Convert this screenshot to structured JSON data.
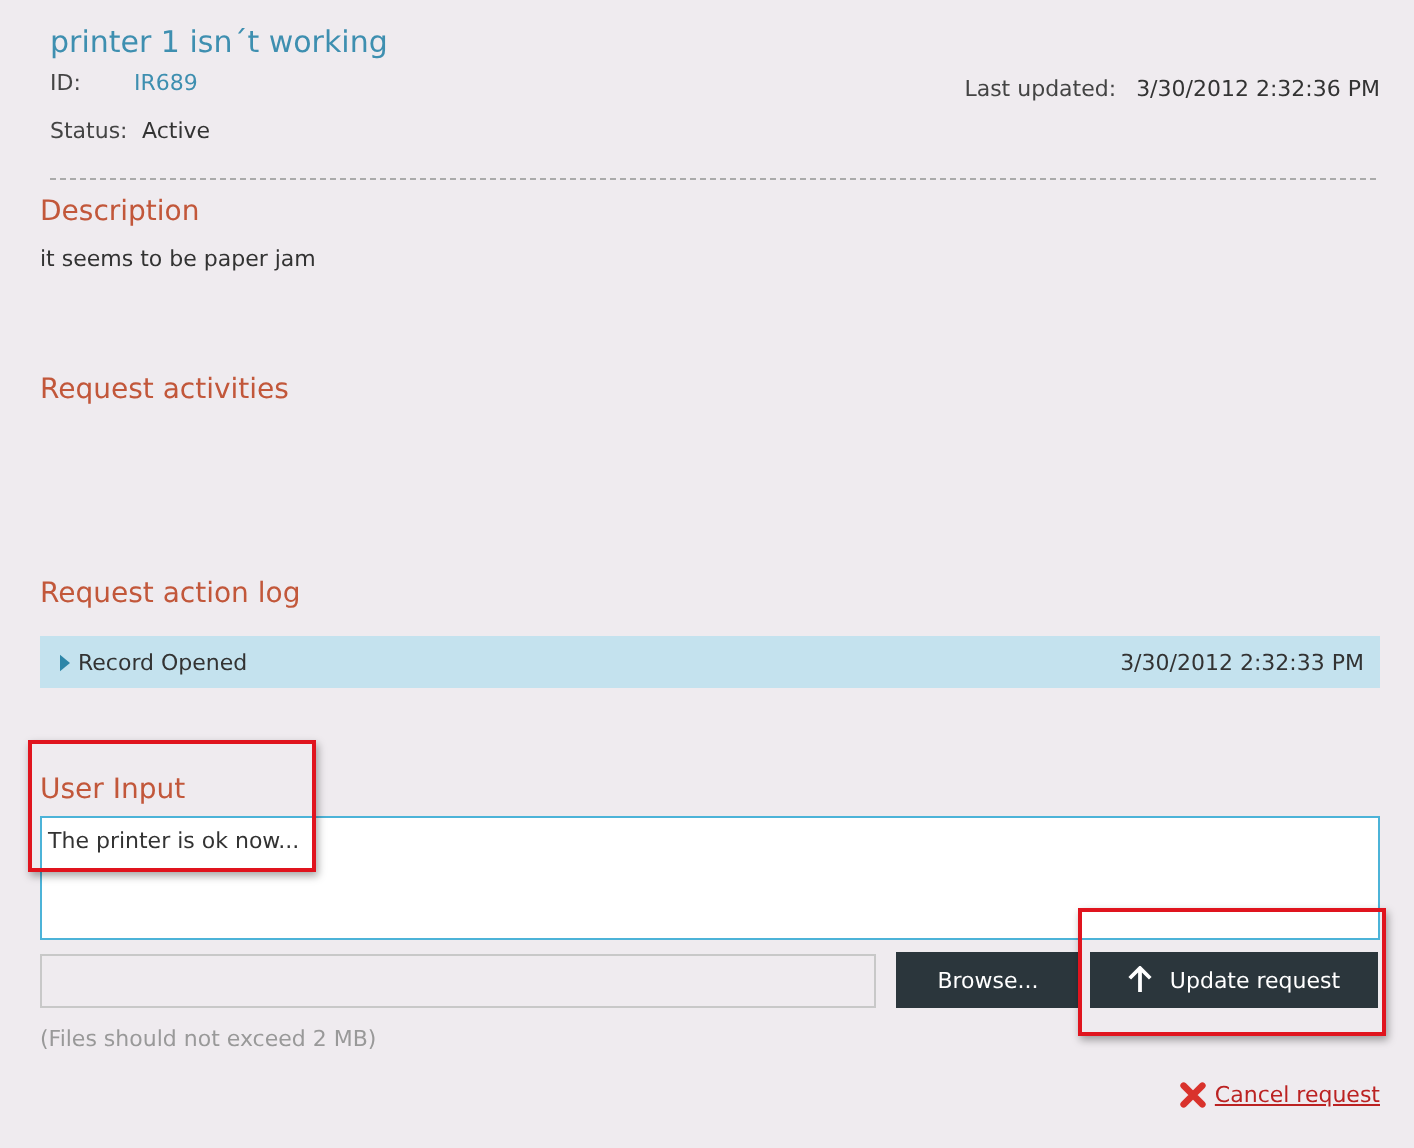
{
  "request": {
    "title": "printer 1 isn´t working",
    "id_label": "ID:",
    "id": "IR689",
    "status_label": "Status:",
    "status": "Active",
    "updated_label": "Last updated:",
    "updated": "3/30/2012 2:32:36 PM"
  },
  "description": {
    "heading": "Description",
    "text": "it seems to be paper jam"
  },
  "activities": {
    "heading": "Request activities"
  },
  "action_log": {
    "heading": "Request action log",
    "rows": [
      {
        "label": "Record Opened",
        "time": "3/30/2012 2:32:33 PM",
        "expanded": false
      }
    ]
  },
  "user_input": {
    "heading": "User Input",
    "value": "The printer is ok now...",
    "highlighted": true
  },
  "attachment": {
    "browse": "Browse...",
    "note": "(Files should not exceed 2 MB)"
  },
  "update_button": {
    "label": "Update request",
    "highlighted": true
  },
  "cancel_link": {
    "label": "Cancel request"
  }
}
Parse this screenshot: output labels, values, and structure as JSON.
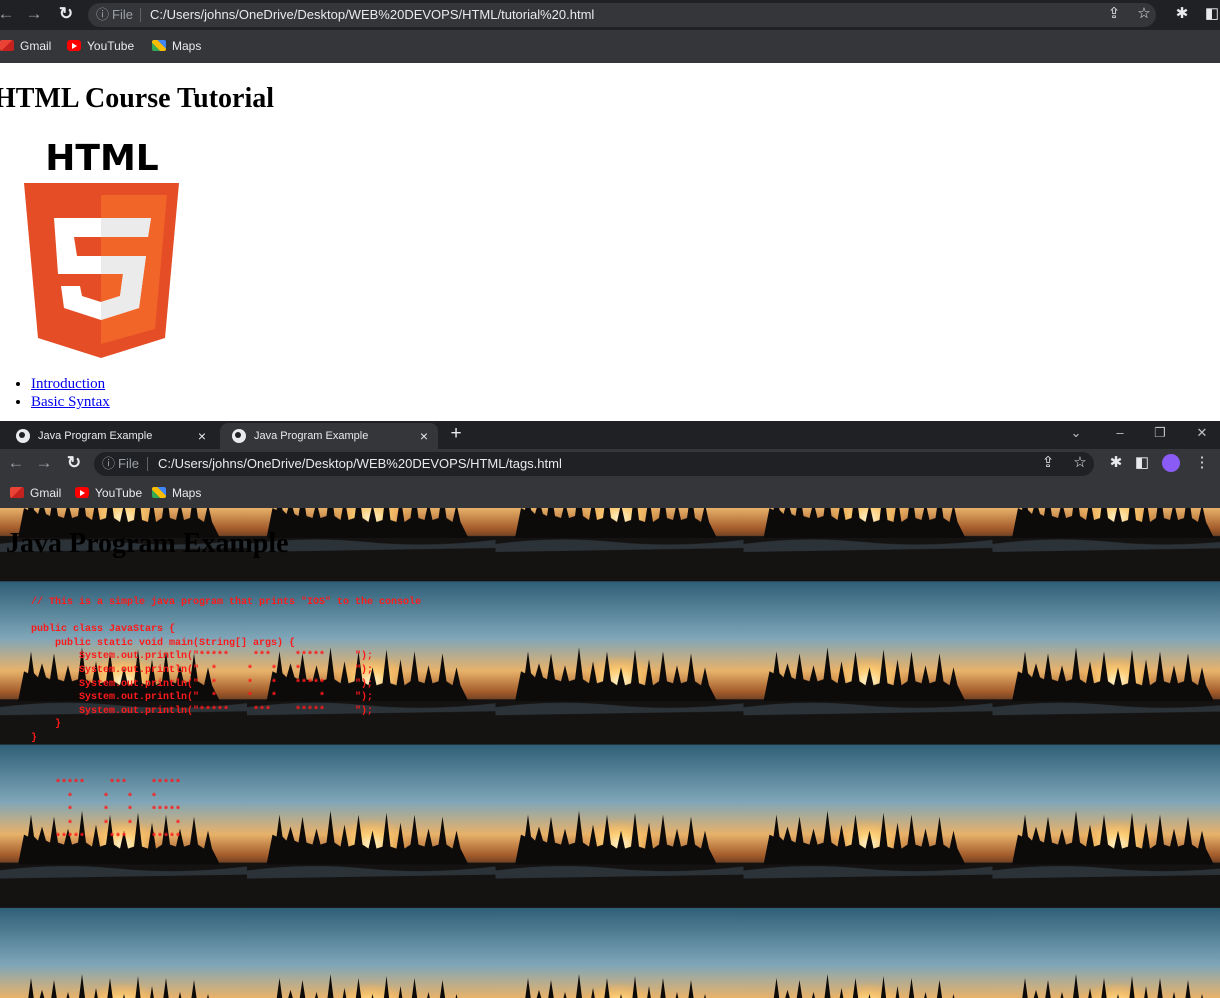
{
  "window_top": {
    "toolbar": {
      "back_icon": "arrow-left-icon",
      "forward_icon": "arrow-right-icon",
      "reload_icon": "reload-icon",
      "info_icon": "info-icon",
      "scheme_label": "File",
      "url": "C:/Users/johns/OneDrive/Desktop/WEB%20DEVOPS/HTML/tutorial%20.html",
      "share_icon": "share-icon",
      "star_icon": "star-icon",
      "extensions_icon": "puzzle-icon",
      "sidepanel_icon": "side-panel-icon"
    },
    "bookmarks": [
      {
        "label": "Gmail",
        "icon": "gmail-icon"
      },
      {
        "label": "YouTube",
        "icon": "youtube-icon"
      },
      {
        "label": "Maps",
        "icon": "maps-icon"
      }
    ],
    "page": {
      "heading": "HTML Course Tutorial",
      "logo_text": "HTML",
      "logo_colors": {
        "shield": "#e44d26",
        "shield_right": "#f16529",
        "five": "#ffffff",
        "five_shade": "#ebebeb"
      },
      "links": [
        "Introduction",
        "Basic Syntax"
      ],
      "link_color": "#0000ee"
    }
  },
  "window_bottom": {
    "tabs": [
      {
        "title": "Java Program Example",
        "active": false
      },
      {
        "title": "Java Program Example",
        "active": true
      }
    ],
    "tab_close_glyph": "×",
    "new_tab_glyph": "+",
    "window_controls": {
      "dropdown": "⌄",
      "minimize": "–",
      "restore": "❐",
      "close": "✕"
    },
    "toolbar": {
      "scheme_label": "File",
      "url": "C:/Users/johns/OneDrive/Desktop/WEB%20DEVOPS/HTML/tags.html"
    },
    "bookmarks": [
      {
        "label": "Gmail",
        "icon": "gmail-icon"
      },
      {
        "label": "YouTube",
        "icon": "youtube-icon"
      },
      {
        "label": "Maps",
        "icon": "maps-icon"
      }
    ],
    "page": {
      "heading": "Java Program Example",
      "background": "tiled sunset silhouette photo",
      "code_color": "#ff1a1a",
      "code": "// This is a simple java program that prints \"IOS\" to the console\n\npublic class JavaStars {\n    public static void main(String[] args) {\n        System.out.println(\"*****    ***    *****     \");\n        System.out.println(\"  *     *   *   *         \");\n        System.out.println(\"  *     *   *   *****     \");\n        System.out.println(\"  *     *   *       *     \");\n        System.out.println(\"*****    ***    *****     \");\n    }\n}",
      "stars_output": "*****    ***    *****\n  *     *   *   *\n  *     *   *   *****\n  *     *   *       *\n*****    ***    *****"
    }
  }
}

## [Objective]
Transcribe the complete set of entries verbatim. No pictures belong in the copy.

## [Result]
Convert this screenshot to structured JSON data.
{
  "request": {
    "title": "printer 1 isn´t working",
    "id_label": "ID:",
    "id": "IR689",
    "status_label": "Status:",
    "status": "Active",
    "updated_label": "Last updated:",
    "updated": "3/30/2012 2:32:36 PM"
  },
  "description": {
    "heading": "Description",
    "text": "it seems to be paper jam"
  },
  "activities": {
    "heading": "Request activities"
  },
  "action_log": {
    "heading": "Request action log",
    "rows": [
      {
        "label": "Record Opened",
        "time": "3/30/2012 2:32:33 PM",
        "expanded": false
      }
    ]
  },
  "user_input": {
    "heading": "User Input",
    "value": "The printer is ok now...",
    "highlighted": true
  },
  "attachment": {
    "browse": "Browse...",
    "note": "(Files should not exceed 2 MB)"
  },
  "update_button": {
    "label": "Update request",
    "highlighted": true
  },
  "cancel_link": {
    "label": "Cancel request"
  }
}
Parse this screenshot: output labels, values, and structure as JSON.
{
  "window_top": {
    "toolbar": {
      "back_icon": "arrow-left-icon",
      "forward_icon": "arrow-right-icon",
      "reload_icon": "reload-icon",
      "info_icon": "info-icon",
      "scheme_label": "File",
      "url": "C:/Users/johns/OneDrive/Desktop/WEB%20DEVOPS/HTML/tutorial%20.html",
      "share_icon": "share-icon",
      "star_icon": "star-icon",
      "extensions_icon": "puzzle-icon",
      "sidepanel_icon": "side-panel-icon"
    },
    "bookmarks": [
      {
        "label": "Gmail",
        "icon": "gmail-icon"
      },
      {
        "label": "YouTube",
        "icon": "youtube-icon"
      },
      {
        "label": "Maps",
        "icon": "maps-icon"
      }
    ],
    "page": {
      "heading": "HTML Course Tutorial",
      "logo_text": "HTML",
      "logo_colors": {
        "shield": "#e44d26",
        "shield_right": "#f16529",
        "five": "#ffffff",
        "five_shade": "#ebebeb"
      },
      "links": [
        "Introduction",
        "Basic Syntax"
      ],
      "link_color": "#0000ee"
    }
  },
  "window_bottom": {
    "tabs": [
      {
        "title": "Java Program Example",
        "active": false
      },
      {
        "title": "Java Program Example",
        "active": true
      }
    ],
    "tab_close_glyph": "×",
    "new_tab_glyph": "+",
    "window_controls": {
      "dropdown": "⌄",
      "minimize": "–",
      "restore": "❐",
      "close": "✕"
    },
    "toolbar": {
      "scheme_label": "File",
      "url": "C:/Users/johns/OneDrive/Desktop/WEB%20DEVOPS/HTML/tags.html"
    },
    "bookmarks": [
      {
        "label": "Gmail",
        "icon": "gmail-icon"
      },
      {
        "label": "YouTube",
        "icon": "youtube-icon"
      },
      {
        "label": "Maps",
        "icon": "maps-icon"
      }
    ],
    "page": {
      "heading": "Java Program Example",
      "background": "tiled sunset silhouette photo",
      "code_color": "#ff1a1a",
      "code": "// This is a simple java program that prints \"IOS\" to the console\n\npublic class JavaStars {\n    public static void main(String[] args) {\n        System.out.println(\"*****    ***    *****     \");\n        System.out.println(\"  *     *   *   *         \");\n        System.out.println(\"  *     *   *   *****     \");\n        System.out.println(\"  *     *   *       *     \");\n        System.out.println(\"*****    ***    *****     \");\n    }\n}",
      "stars_output": "*****    ***    *****\n  *     *   *   *\n  *     *   *   *****\n  *     *   *       *\n*****    ***    *****"
    }
  }
}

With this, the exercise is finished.